- **Your goal**: All material below is to be reproduced exactly.

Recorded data
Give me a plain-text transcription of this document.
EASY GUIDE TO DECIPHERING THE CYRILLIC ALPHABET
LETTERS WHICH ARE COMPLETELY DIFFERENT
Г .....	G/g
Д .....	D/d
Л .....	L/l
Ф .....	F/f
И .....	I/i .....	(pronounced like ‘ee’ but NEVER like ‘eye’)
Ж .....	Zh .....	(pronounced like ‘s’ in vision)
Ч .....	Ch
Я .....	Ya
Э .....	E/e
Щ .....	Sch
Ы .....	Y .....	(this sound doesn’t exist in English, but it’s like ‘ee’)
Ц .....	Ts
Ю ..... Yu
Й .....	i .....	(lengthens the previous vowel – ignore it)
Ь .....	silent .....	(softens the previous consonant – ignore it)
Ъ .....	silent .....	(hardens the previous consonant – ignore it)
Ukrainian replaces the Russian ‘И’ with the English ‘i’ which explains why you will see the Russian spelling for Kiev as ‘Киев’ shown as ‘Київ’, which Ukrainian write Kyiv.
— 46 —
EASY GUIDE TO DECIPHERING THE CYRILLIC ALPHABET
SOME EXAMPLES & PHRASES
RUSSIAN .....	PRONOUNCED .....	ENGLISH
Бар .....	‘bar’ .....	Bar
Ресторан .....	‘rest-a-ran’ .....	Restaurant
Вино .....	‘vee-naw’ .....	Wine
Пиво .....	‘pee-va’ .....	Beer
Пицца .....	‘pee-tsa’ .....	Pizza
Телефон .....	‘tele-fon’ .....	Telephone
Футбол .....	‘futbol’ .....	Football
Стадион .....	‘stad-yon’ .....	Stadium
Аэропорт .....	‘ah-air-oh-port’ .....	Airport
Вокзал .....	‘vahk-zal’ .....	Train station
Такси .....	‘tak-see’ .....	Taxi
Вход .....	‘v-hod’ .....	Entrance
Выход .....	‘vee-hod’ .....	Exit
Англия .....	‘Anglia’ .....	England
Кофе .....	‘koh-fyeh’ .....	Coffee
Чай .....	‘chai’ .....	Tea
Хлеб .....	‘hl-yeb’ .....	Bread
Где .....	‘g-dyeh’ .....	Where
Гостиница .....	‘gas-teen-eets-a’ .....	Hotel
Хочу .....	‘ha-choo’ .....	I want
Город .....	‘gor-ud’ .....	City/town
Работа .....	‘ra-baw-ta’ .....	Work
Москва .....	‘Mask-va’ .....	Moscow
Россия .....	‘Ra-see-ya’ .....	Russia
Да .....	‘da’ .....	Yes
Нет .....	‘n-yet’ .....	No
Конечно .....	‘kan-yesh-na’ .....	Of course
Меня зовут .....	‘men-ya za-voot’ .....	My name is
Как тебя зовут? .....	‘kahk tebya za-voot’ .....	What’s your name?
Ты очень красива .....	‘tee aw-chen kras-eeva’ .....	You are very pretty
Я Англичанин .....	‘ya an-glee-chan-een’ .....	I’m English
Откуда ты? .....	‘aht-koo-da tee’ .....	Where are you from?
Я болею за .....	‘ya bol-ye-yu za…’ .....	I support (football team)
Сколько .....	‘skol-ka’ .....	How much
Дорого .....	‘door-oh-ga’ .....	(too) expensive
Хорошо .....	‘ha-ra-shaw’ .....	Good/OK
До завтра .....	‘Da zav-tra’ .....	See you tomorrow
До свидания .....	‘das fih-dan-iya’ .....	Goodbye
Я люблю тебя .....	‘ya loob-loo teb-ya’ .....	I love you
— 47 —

- **Full solution**:
Give me a plain-text transcription of this document.
EASY GUIDE TO DECIPHERING THE CYRILLIC ALPHABET
LETTERS WHICH ARE COMPLETELY DIFFERENT
Г .....	G/g
Д .....	D/d
Л .....	L/l
Ф .....	F/f
И .....	I/i .....	(pronounced like ‘ee’ but NEVER like ‘eye’)
Ж .....	Zh .....	(pronounced like ‘s’ in vision)
Ч .....	Ch
Я .....	Ya
Э .....	E/e
Щ .....	Sch
Ы .....	Y .....	(this sound doesn’t exist in English, but it’s like ‘ee’)
Ц .....	Ts
Ю ..... Yu
Й .....	i .....	(lengthens the previous vowel – ignore it)
Ь .....	silent .....	(softens the previous consonant – ignore it)
Ъ .....	silent .....	(hardens the previous consonant – ignore it)
Ukrainian replaces the Russian ‘И’ with the English ‘i’ which explains why you will see the Russian spelling for Kiev as ‘Киев’ shown as ‘Київ’, which Ukrainian write Kyiv.
— 46 —
EASY GUIDE TO DECIPHERING THE CYRILLIC ALPHABET
SOME EXAMPLES & PHRASES
RUSSIAN .....	PRONOUNCED .....	ENGLISH
Бар .....	‘bar’ .....	Bar
Ресторан .....	‘rest-a-ran’ .....	Restaurant
Вино .....	‘vee-naw’ .....	Wine
Пиво .....	‘pee-va’ .....	Beer
Пицца .....	‘pee-tsa’ .....	Pizza
Телефон .....	‘tele-fon’ .....	Telephone
Футбол .....	‘futbol’ .....	Football
Стадион .....	‘stad-yon’ .....	Stadium
Аэропорт .....	‘ah-air-oh-port’ .....	Airport
Вокзал .....	‘vahk-zal’ .....	Train station
Такси .....	‘tak-see’ .....	Taxi
Вход .....	‘v-hod’ .....	Entrance
Выход .....	‘vee-hod’ .....	Exit
Англия .....	‘Anglia’ .....	England
Кофе .....	‘koh-fyeh’ .....	Coffee
Чай .....	‘chai’ .....	Tea
Хлеб .....	‘hl-yeb’ .....	Bread
Где .....	‘g-dyeh’ .....	Where
Гостиница .....	‘gas-teen-eets-a’ .....	Hotel
Хочу .....	‘ha-choo’ .....	I want
Город .....	‘gor-ud’ .....	City/town
Работа .....	‘ra-baw-ta’ .....	Work
Москва .....	‘Mask-va’ .....	Moscow
Россия .....	‘Ra-see-ya’ .....	Russia
Да .....	‘da’ .....	Yes
Нет .....	‘n-yet’ .....	No
Конечно .....	‘kan-yesh-na’ .....	Of course
Меня зовут .....	‘men-ya za-voot’ .....	My name is
Как тебя зовут? .....	‘kahk tebya za-voot’ .....	What’s your name?
Ты очень красива .....	‘tee aw-chen kras-eeva’ .....	You are very pretty
Я Англичанин .....	‘ya an-glee-chan-een’ .....	I’m English
Откуда ты? .....	‘aht-koo-da tee’ .....	Where are you from?
Я болею за .....	‘ya bol-ye-yu za…’ .....	I support (football team)
Сколько .....	‘skol-ka’ .....	How much
Дорого .....	‘door-oh-ga’ .....	(too) expensive
Хорошо .....	‘ha-ra-shaw’ .....	Good/OK
До завтра .....	‘Da zav-tra’ .....	See you tomorrow
До свидания .....	‘das fih-dan-iya’ .....	Goodbye
Я люблю тебя .....	‘ya loob-loo teb-ya’ .....	I love you
— 47 —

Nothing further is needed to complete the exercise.